● EXERCISES:
a - On what date was the detention review application heard in the court decision?
b - Extend the court decision on the detention review past its final paragraph.

● EXCERPT PROVIDED:
Court File and Parties
COURT FILE NO.: 1 6-0000131-00BR DATE: 20160712 ONTARIO SUPERIOR COURT OF JUSTICE
B E T W E E N : HER MAJESTY THE QUEEN – and – MOHAMMAD HANSA
Counsel: Daniel Brandes, for the Crown Nader Hasan and Carlo Di Carlo, for the accused
HEARD: July 7, 2016
M. DAMBROT J. :
[1] The accused was ordered detained in custody after a judicial interim release hearing in relation to charges of attempt murder, aggravated assault and other related offences by a justice of the peace on April 14, 2016. He brings this application for a review of the detention order.
[2] In addition, after the accused commenced this application, he was charged with obstructing a peace officer, personation with intent and public mischief arising out of an incident on February 8, 2016. On that occasion, it is alleged that the accused was stopped by a police officer for speeding. He identified himself as his brother to keep the officer from knowing that he was driving while his licence was suspended. As a result, a speeding conviction and a conviction for failure to surrender his licence were registered against his brother.
[3] In order that all of his outstanding charges could be dealt with together, he consented to a detention order on the later charges and applies for a review of that detention order as well.
Background
[4] Hamzah Shaikh was a drug dealer. John Zikos sold marihuana and cocaine on his behalf. On March 27, 2016, Zikos organized a meeting between Shaikh and an unidentified man in a parking lot near Highway 401 and Kennedy Road in Toronto to facilitate the sale by Saikh of nine ounces of cocaine to the man. Shaikh arrived in a Jeep with a second man, and Zikos and the purchaser arrived in a second vehicle. Saikh, Zikos and the purchaser met as planned, while the second man remained in the Jeep. Shaikh handed the cocaine to Zikos, who handed it to the purchaser. The purchaser then handed a package to Zikos that was supposed to contain $15,700 as payment for the cocaine. The purchaser then fled with the cocaine. When Zikos opened the package, it contained empty CD cases, but no money. This transaction was recorded on videotape.
[5] Shaikh took Zikos into the Jeep, and the three men chased after the purchaser, but were unable to apprehend him. Sheikh and the second man then abducted Zikos. They drove to a Metro supermarket just across the 401 from the location where the drug transaction took place, where two additional men entered the vehicle. The Crown alleges that one of the two men was the accused.
[6] Sheikh and his associates then drove Zikos to the waterfront of Lake Ontario near Cherry Beach where they met up with two more men, one of whom was Shaikh’s supplier. All of the men viciously attacked Zikos and began beating him, and demanded that he pay them $14,000 to compensate them for the lost cocaine. They told him that if he didn’t come up with the money he was dead.
[7] Using his cell phone, Zikos was able to persuade a friend to bring the money. The kidnappers spoke to the friend, and told him that Zikos would be killed if he didn’t comply. The friend did in fact drop the money off at an agreed upon location, but when Shaikh arrived to pick it up, he observed another vehicle belonging to an unrelated individual nearby. He believed that this was the police, and abandoned the money.

Labeled box records:
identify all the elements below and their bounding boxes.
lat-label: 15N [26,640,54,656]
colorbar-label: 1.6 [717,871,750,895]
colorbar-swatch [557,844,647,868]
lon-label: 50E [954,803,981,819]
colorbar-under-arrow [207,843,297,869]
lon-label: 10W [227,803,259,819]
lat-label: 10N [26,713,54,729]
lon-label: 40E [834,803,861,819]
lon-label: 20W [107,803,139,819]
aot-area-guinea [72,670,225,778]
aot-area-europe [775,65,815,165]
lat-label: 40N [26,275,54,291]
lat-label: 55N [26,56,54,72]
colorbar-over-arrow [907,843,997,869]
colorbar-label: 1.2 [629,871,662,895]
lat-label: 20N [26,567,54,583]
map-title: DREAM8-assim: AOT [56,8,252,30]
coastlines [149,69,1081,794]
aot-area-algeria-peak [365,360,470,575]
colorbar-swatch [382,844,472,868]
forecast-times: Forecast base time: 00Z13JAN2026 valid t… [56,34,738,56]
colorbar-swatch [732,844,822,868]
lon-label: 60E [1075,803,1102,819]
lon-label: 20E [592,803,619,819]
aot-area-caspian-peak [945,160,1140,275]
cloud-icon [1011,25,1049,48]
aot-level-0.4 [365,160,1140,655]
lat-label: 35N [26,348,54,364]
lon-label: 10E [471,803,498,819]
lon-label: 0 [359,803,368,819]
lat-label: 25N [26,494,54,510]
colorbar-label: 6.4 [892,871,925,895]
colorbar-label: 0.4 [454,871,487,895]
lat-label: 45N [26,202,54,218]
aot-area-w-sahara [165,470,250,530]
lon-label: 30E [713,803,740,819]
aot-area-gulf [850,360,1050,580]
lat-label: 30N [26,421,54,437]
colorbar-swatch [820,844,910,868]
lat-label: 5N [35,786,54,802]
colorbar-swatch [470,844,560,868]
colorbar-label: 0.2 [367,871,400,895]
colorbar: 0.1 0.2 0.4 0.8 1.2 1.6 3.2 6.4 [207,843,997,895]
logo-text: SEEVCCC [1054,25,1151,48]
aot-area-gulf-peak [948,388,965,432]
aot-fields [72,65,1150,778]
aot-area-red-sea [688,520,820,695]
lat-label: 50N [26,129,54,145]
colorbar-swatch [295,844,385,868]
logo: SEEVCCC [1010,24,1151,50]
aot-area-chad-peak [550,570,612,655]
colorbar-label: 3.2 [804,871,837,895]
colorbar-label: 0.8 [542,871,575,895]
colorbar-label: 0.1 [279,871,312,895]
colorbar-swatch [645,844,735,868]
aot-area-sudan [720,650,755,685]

● EXERCISE ANSWERS:
a - July 7, 2016

b -
[8] Sheikh returned to the waterfront, enraged, and he and his friends resumed beating Zikos with their fists, a baton or a pipe, and pieces of rock and broken concrete for a period of three hours. One of then tried to rip his ear off repeatedly. To say that the beating was severe is a gross understatement. The men also burned Zikos with cigarettes and attempted to poke his eyes out.
[9] Finally, the men took $1,000 in cash from Zikos as well as his cell phone, his wallet and his identification, stripped him down to his underwear and told him that if he survived and didn’t pay the money by that evening they would kill his family. They then threw him in the lake and left him for dead.
[10] Once the men left, Zikos was able to crawl out of the water onto the beach where he was found, covered in blood, by a passer-by who called the police. When he was found, Zikos had grotesque injuries to his face, head and body as a result of the beating. He had massive swelling about his face and severe lacerations about his body and head, apparent facial and head fractures, an apparent broken nose and a soft spot towards the rear of his skull. He was taken to intensive care for treatment.
[11] As I mentioned, the Crown alleges that the accused was one of the men who participated in the beating of Zikos. Specifically, the Crown alleges that after Shaikh kidnapped Zikos, he drove with Zikos and the second man to a Metro supermarket where he picked up the accused and another man. The Crown relies on several pieces of evidence to identify the accused as one of the men entering the vehicle:
- Surveillance video at the Metro store shows two men entering Shaikh’s motor vehicle.
- The accused identified himself as one of the two men entering the vehicle in a post-arrest statement at 55 Division on April 10, 2016.
- A Community Response Unit officer viewed the surveillance video on March 27, 2016 and identified this man as the accused, and as an associate of Shaikh, on the basis of a vehicle stop.
- The Community Response Officer had stopped the accused in the company of Shaikh in a motor vehicle registered to the mother of a female associate of the accused on March 20, 2016 and charged the accused with stunt driving.
- Although the accused lived with his parents, he did not return home the night of these alleged offences, and his parents did not know where he was.
[12] On the other hand:
- The accused’s statement at 55 Division was not recorded, apparently because the accused did not want to have his conversation with the police recorded.
- The victim was unable to identify the accused in a photo line-up.
[13] The accused had a high school education and was working six days a week at Amaan Truck Trailer as a mechanic at the time of the arrest. He would leave for work each day at about 10:00 a.m. and return home in the evening at about 8:00 or 9:00 p.m.
[14] The accused’s parents were proposed as sureties, and the accused proposed entering into a form of house arrest under their supervision. The accused’s parents did not know that he drank alcohol, did not know that he had a girlfriend, did not know who his friends were and did not know that he had been arrested for stunt driving.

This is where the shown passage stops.